═══ Source material ═══

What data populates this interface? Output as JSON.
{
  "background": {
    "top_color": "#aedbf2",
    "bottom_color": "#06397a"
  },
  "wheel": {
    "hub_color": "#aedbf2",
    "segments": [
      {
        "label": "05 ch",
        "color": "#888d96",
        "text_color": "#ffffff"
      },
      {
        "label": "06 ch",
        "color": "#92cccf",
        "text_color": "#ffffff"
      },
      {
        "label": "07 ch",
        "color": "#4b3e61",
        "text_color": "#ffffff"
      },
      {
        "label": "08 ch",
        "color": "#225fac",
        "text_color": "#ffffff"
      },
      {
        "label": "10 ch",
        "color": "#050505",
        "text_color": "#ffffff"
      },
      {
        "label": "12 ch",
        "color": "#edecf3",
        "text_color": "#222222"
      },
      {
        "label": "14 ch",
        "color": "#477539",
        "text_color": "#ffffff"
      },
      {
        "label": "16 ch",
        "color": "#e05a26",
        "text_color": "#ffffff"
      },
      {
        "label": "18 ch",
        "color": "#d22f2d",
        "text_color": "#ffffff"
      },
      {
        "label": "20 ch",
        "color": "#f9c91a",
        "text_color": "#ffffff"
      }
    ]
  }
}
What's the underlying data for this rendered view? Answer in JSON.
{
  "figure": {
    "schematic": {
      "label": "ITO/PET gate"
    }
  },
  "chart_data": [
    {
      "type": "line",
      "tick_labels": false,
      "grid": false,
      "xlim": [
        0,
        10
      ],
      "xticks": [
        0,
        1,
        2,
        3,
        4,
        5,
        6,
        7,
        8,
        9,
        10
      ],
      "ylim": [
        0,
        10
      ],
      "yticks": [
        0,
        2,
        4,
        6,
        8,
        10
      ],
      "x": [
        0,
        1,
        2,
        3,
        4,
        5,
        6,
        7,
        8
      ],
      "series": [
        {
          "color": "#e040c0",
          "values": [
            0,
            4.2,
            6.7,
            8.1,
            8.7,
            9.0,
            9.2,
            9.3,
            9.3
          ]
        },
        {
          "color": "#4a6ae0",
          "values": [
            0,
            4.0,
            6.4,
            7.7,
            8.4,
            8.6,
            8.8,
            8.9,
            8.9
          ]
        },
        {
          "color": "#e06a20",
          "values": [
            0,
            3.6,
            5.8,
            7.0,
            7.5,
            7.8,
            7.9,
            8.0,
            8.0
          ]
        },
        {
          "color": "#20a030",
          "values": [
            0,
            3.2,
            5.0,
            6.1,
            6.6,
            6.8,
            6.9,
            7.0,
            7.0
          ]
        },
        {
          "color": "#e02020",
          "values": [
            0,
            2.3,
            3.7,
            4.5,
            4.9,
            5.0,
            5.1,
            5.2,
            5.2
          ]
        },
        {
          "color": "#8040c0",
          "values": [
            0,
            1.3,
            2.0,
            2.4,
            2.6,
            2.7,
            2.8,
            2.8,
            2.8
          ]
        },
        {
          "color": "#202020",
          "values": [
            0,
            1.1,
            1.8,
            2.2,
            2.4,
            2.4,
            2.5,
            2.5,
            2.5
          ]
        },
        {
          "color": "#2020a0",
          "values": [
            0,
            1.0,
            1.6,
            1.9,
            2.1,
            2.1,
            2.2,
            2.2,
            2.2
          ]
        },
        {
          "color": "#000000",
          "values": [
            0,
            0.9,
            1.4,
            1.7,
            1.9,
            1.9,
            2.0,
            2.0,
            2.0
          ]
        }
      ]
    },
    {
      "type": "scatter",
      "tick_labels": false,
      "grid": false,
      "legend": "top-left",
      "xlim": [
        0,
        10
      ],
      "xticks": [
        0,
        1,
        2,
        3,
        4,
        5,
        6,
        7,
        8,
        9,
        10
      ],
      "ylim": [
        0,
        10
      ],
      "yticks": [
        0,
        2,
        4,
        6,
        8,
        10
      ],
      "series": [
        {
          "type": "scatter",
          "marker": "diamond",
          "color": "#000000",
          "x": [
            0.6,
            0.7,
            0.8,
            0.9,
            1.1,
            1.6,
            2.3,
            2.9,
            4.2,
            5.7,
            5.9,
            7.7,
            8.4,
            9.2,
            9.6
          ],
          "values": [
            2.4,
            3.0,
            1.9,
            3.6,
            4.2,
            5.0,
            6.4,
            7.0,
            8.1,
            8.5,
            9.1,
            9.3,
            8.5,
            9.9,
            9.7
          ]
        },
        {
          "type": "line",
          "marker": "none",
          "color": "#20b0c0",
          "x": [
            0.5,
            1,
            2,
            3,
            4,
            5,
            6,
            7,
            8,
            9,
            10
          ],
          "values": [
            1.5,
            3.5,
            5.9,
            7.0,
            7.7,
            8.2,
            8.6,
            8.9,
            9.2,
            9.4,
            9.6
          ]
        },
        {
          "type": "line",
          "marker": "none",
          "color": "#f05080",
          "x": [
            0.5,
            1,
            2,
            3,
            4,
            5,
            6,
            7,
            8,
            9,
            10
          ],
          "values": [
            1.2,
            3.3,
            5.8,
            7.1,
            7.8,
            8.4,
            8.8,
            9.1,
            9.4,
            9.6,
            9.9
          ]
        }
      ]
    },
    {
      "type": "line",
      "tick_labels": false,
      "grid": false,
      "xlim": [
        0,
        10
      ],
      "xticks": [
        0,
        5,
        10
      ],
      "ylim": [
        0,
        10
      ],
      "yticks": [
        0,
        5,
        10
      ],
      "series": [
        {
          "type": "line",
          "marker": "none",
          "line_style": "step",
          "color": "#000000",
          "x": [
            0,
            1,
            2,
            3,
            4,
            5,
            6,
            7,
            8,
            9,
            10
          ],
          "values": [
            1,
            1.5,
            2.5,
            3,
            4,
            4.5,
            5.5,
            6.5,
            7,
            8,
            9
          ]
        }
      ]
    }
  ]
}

═══

Go through the records above and set each one down exactly, please.

What data populates this interface? Output as JSON.
{
  "background": {
    "top_color": "#aedbf2",
    "bottom_color": "#06397a"
  },
  "wheel": {
    "hub_color": "#aedbf2",
    "segments": [
      {
        "label": "05 ch",
        "color": "#888d96",
        "text_color": "#ffffff"
      },
      {
        "label": "06 ch",
        "color": "#92cccf",
        "text_color": "#ffffff"
      },
      {
        "label": "07 ch",
        "color": "#4b3e61",
        "text_color": "#ffffff"
      },
      {
        "label": "08 ch",
        "color": "#225fac",
        "text_color": "#ffffff"
      },
      {
        "label": "10 ch",
        "color": "#050505",
        "text_color": "#ffffff"
      },
      {
        "label": "12 ch",
        "color": "#edecf3",
        "text_color": "#222222"
      },
      {
        "label": "14 ch",
        "color": "#477539",
        "text_color": "#ffffff"
      },
      {
        "label": "16 ch",
        "color": "#e05a26",
        "text_color": "#ffffff"
      },
      {
        "label": "18 ch",
        "color": "#d22f2d",
        "text_color": "#ffffff"
      },
      {
        "label": "20 ch",
        "color": "#f9c91a",
        "text_color": "#ffffff"
      }
    ]
  }
}
What's the underlying data for this rendered view? Answer in JSON.
{
  "figure": {
    "schematic": {
      "label": "ITO/PET gate"
    }
  },
  "chart_data": [
    {
      "type": "line",
      "tick_labels": false,
      "grid": false,
      "xlim": [
        0,
        10
      ],
      "xticks": [
        0,
        1,
        2,
        3,
        4,
        5,
        6,
        7,
        8,
        9,
        10
      ],
      "ylim": [
        0,
        10
      ],
      "yticks": [
        0,
        2,
        4,
        6,
        8,
        10
      ],
      "x": [
        0,
        1,
        2,
        3,
        4,
        5,
        6,
        7,
        8
      ],
      "series": [
        {
          "color": "#e040c0",
          "values": [
            0,
            4.2,
            6.7,
            8.1,
            8.7,
            9.0,
            9.2,
            9.3,
            9.3
          ]
        },
        {
          "color": "#4a6ae0",
          "values": [
            0,
            4.0,
            6.4,
            7.7,
            8.4,
            8.6,
            8.8,
            8.9,
            8.9
          ]
        },
        {
          "color": "#e06a20",
          "values": [
            0,
            3.6,
            5.8,
            7.0,
            7.5,
            7.8,
            7.9,
            8.0,
            8.0
          ]
        },
        {
          "color": "#20a030",
          "values": [
            0,
            3.2,
            5.0,
            6.1,
            6.6,
            6.8,
            6.9,
            7.0,
            7.0
          ]
        },
        {
          "color": "#e02020",
          "values": [
            0,
            2.3,
            3.7,
            4.5,
            4.9,
            5.0,
            5.1,
            5.2,
            5.2
          ]
        },
        {
          "color": "#8040c0",
          "values": [
            0,
            1.3,
            2.0,
            2.4,
            2.6,
            2.7,
            2.8,
            2.8,
            2.8
          ]
        },
        {
          "color": "#202020",
          "values": [
            0,
            1.1,
            1.8,
            2.2,
            2.4,
            2.4,
            2.5,
            2.5,
            2.5
          ]
        },
        {
          "color": "#2020a0",
          "values": [
            0,
            1.0,
            1.6,
            1.9,
            2.1,
            2.1,
            2.2,
            2.2,
            2.2
          ]
        },
        {
          "color": "#000000",
          "values": [
            0,
            0.9,
            1.4,
            1.7,
            1.9,
            1.9,
            2.0,
            2.0,
            2.0
          ]
        }
      ]
    },
    {
      "type": "scatter",
      "tick_labels": false,
      "grid": false,
      "legend": "top-left",
      "xlim": [
        0,
        10
      ],
      "xticks": [
        0,
        1,
        2,
        3,
        4,
        5,
        6,
        7,
        8,
        9,
        10
      ],
      "ylim": [
        0,
        10
      ],
      "yticks": [
        0,
        2,
        4,
        6,
        8,
        10
      ],
      "series": [
        {
          "type": "scatter",
          "marker": "diamond",
          "color": "#000000",
          "x": [
            0.6,
            0.7,
            0.8,
            0.9,
            1.1,
            1.6,
            2.3,
            2.9,
            4.2,
            5.7,
            5.9,
            7.7,
            8.4,
            9.2,
            9.6
          ],
          "values": [
            2.4,
            3.0,
            1.9,
            3.6,
            4.2,
            5.0,
            6.4,
            7.0,
            8.1,
            8.5,
            9.1,
            9.3,
            8.5,
            9.9,
            9.7
          ]
        },
        {
          "type": "line",
          "marker": "none",
          "color": "#20b0c0",
          "x": [
            0.5,
            1,
            2,
            3,
            4,
            5,
            6,
            7,
            8,
            9,
            10
          ],
          "values": [
            1.5,
            3.5,
            5.9,
            7.0,
            7.7,
            8.2,
            8.6,
            8.9,
            9.2,
            9.4,
            9.6
          ]
        },
        {
          "type": "line",
          "marker": "none",
          "color": "#f05080",
          "x": [
            0.5,
            1,
            2,
            3,
            4,
            5,
            6,
            7,
            8,
            9,
            10
          ],
          "values": [
            1.2,
            3.3,
            5.8,
            7.1,
            7.8,
            8.4,
            8.8,
            9.1,
            9.4,
            9.6,
            9.9
          ]
        }
      ]
    },
    {
      "type": "line",
      "tick_labels": false,
      "grid": false,
      "xlim": [
        0,
        10
      ],
      "xticks": [
        0,
        5,
        10
      ],
      "ylim": [
        0,
        10
      ],
      "yticks": [
        0,
        5,
        10
      ],
      "series": [
        {
          "type": "line",
          "marker": "none",
          "line_style": "step",
          "color": "#000000",
          "x": [
            0,
            1,
            2,
            3,
            4,
            5,
            6,
            7,
            8,
            9,
            10
          ],
          "values": [
            1,
            1.5,
            2.5,
            3,
            4,
            4.5,
            5.5,
            6.5,
            7,
            8,
            9
          ]
        }
      ]
    }
  ]
}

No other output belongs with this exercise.